### REQUIRED WORK
What number of lines contain the word "text"? Reply with the number and nothing else.

### SUPPLIED INFORMATION

# # # # # # #

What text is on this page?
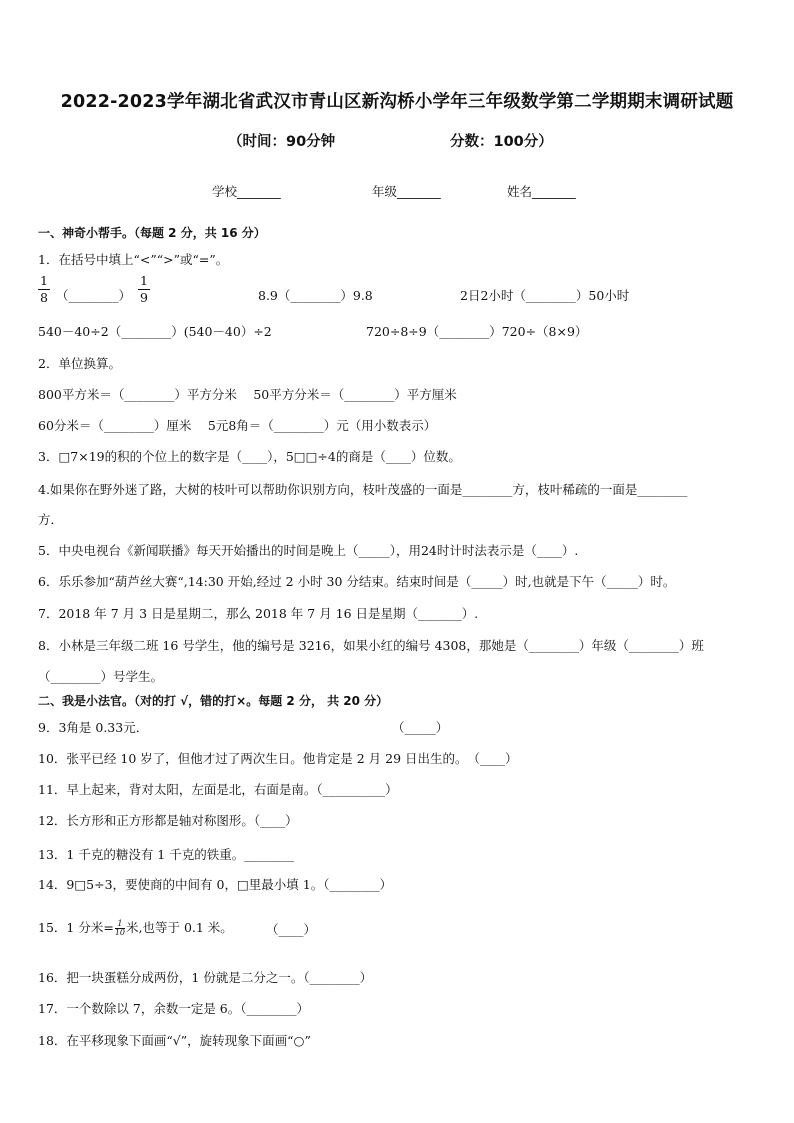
2022-2023学年湖北省武汉市青山区新沟桥小学年三年级数学第二学期期末调研试题
（时间：90分钟	分数：100分）
学校_______	年级_______	姓名_______
一、神奇小帮手。（每题 2 分，共 16 分）
1．在括号中填上“<”“>”或“=”。
1
8 （________）
1
9	8.9（________）9.8	2日2小时（________）50小时
540－40÷2（________）(540－40）÷2	720÷8÷9（________）720÷（8×9）
2．单位换算。
800平方米＝（________）平方分米　 50平方分米＝（________）平方厘米
60分米＝（________）厘米　 5元8角＝（________）元（用小数表示）
3．□7×19的积的个位上的数字是（____），5□□÷4的商是（____）位数。
4.如果你在野外迷了路，大树的枝叶可以帮助你识别方向，枝叶茂盛的一面是________方，枝叶稀疏的一面是________
方．
5．中央电视台《新闻联播》每天开始播出的时间是晚上（_____），用24时计时法表示是（____）.
6．乐乐参加“葫芦丝大赛“,14:30 开始,经过 2 小时 30 分结束。结束时间是（_____）时,也就是下午（_____）时。
7．2018 年 7 月 3 日是星期二，那么 2018 年 7 月 16 日是星期（_______）.
8．小林是三年级二班 16 号学生，他的编号是 3216，如果小红的编号 4308，那她是（________）年级（________）班
（________）号学生。
二、我是小法官。（对的打 √，错的打×。每题 2 分， 共 20 分）
9．3角是 0.33元．	（_____）
10．张平已经 10 岁了，但他才过了两次生日。他肯定是 2 月 29 日出生的。　（____）
11．早上起来，背对太阳，左面是北，右面是南。（__________）
12．长方形和正方形都是轴对称图形。（____）
13．1 千克的糖没有 1 千克的铁重。________
14．9□5÷3，要使商的中间有 0，□里最小填 1。（________）
15．1 分米= $\frac{1}{10}$ 米,也等于 0.1 米。	（____）
16．把一块蛋糕分成两份，1 份就是二分之一。（________）
17．一个数除以 7，余数一定是 6。（________）
18．在平移现象下面画“√”，旋转现象下面画“○”
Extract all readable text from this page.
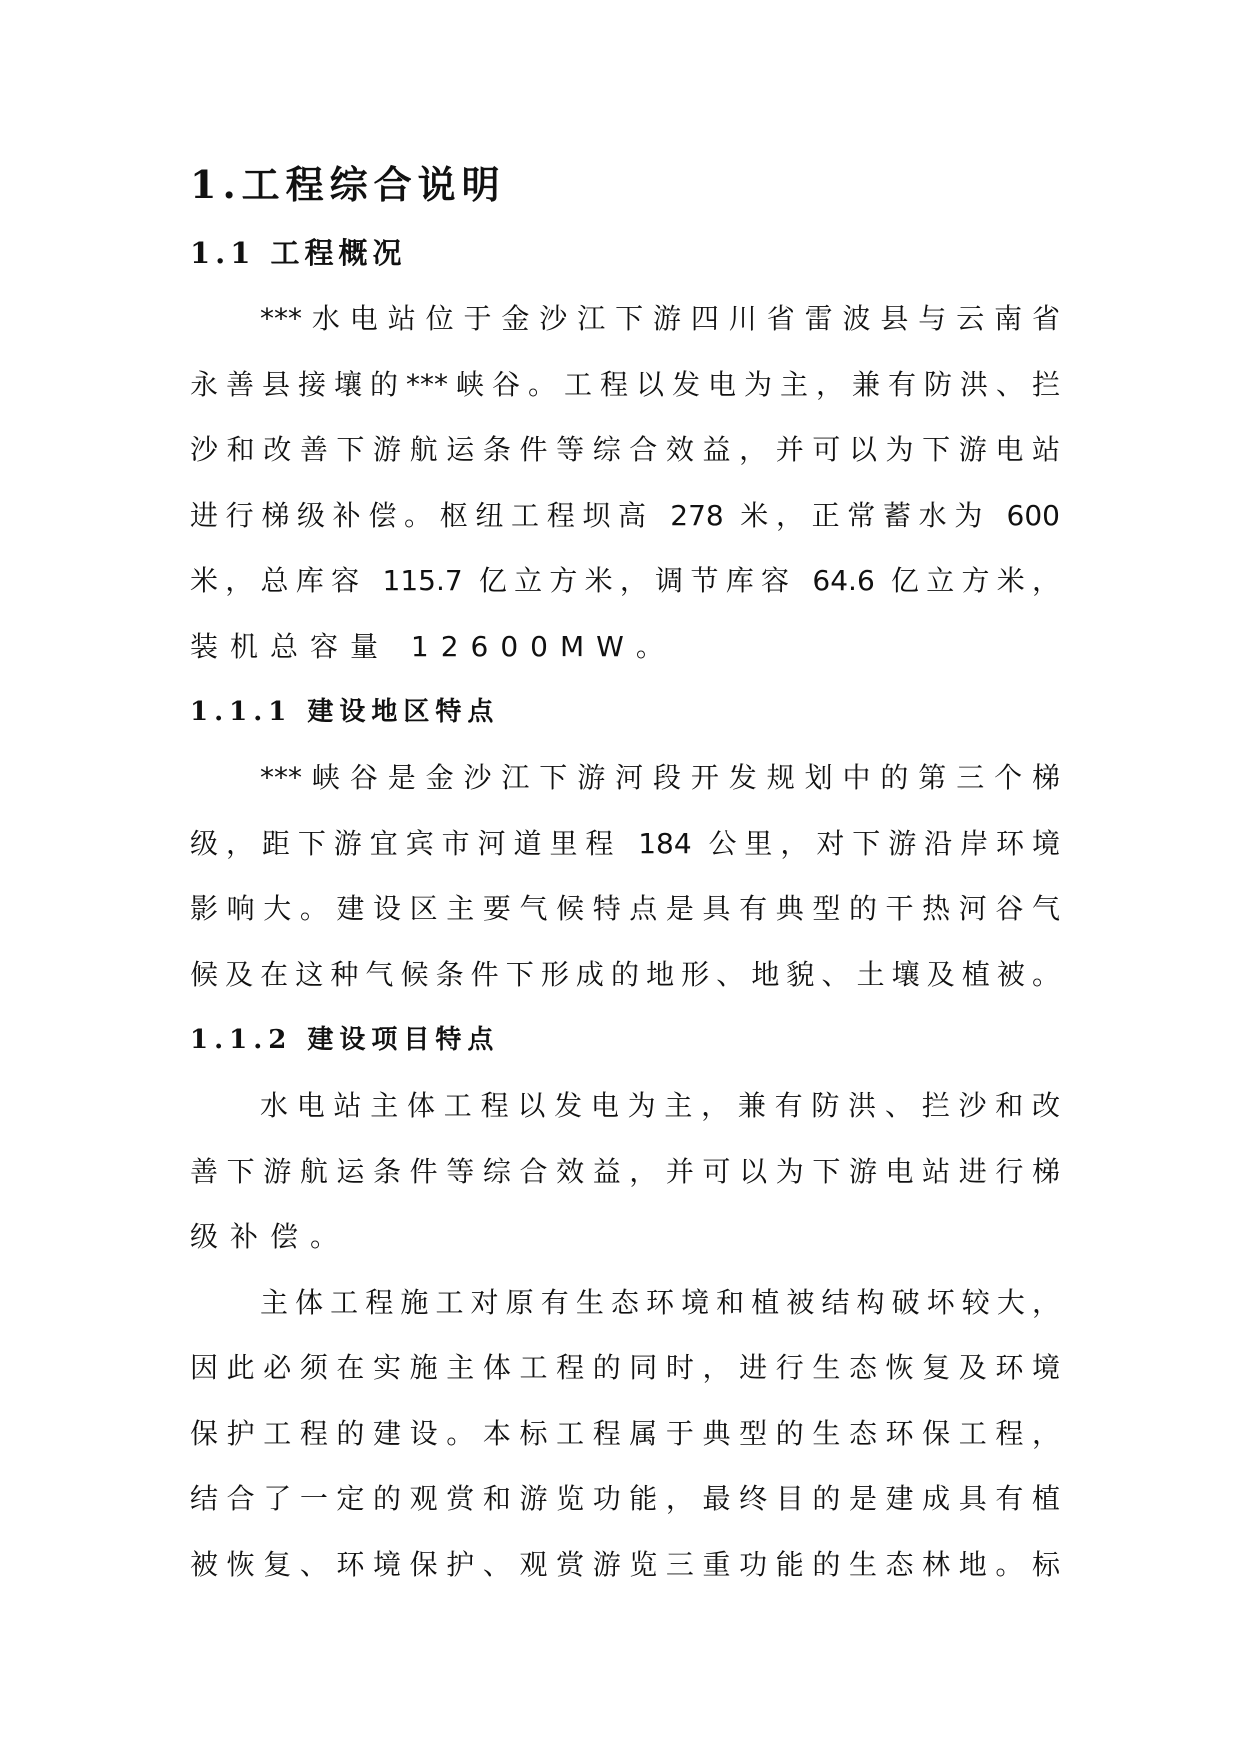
1.工程综合说明
1.1 工程概况
***水电站位于金沙江下游四川省雷波县与云南省
永善县接壤的***峡谷。工程以发电为主，兼有防洪、拦
沙和改善下游航运条件等综合效益，并可以为下游电站
进行梯级补偿。枢纽工程坝高 278 米，正常蓄水为 600
米，总库容 115.7 亿立方米，调节库容 64.6 亿立方米，
装机总容量 12600MW。
1.1.1 建设地区特点
***峡谷是金沙江下游河段开发规划中的第三个梯
级，距下游宜宾市河道里程 184 公里，对下游沿岸环境
影响大。建设区主要气候特点是具有典型的干热河谷气
候及在这种气候条件下形成的地形、地貌、土壤及植被。
1.1.2 建设项目特点
水电站主体工程以发电为主，兼有防洪、拦沙和改
善下游航运条件等综合效益，并可以为下游电站进行梯
级补偿。
主体工程施工对原有生态环境和植被结构破坏较大，
因此必须在实施主体工程的同时，进行生态恢复及环境
保护工程的建设。本标工程属于典型的生态环保工程，
结合了一定的观赏和游览功能，最终目的是建成具有植
被恢复、环境保护、观赏游览三重功能的生态林地。标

# # # # # # #

### WORKED ANSWER
2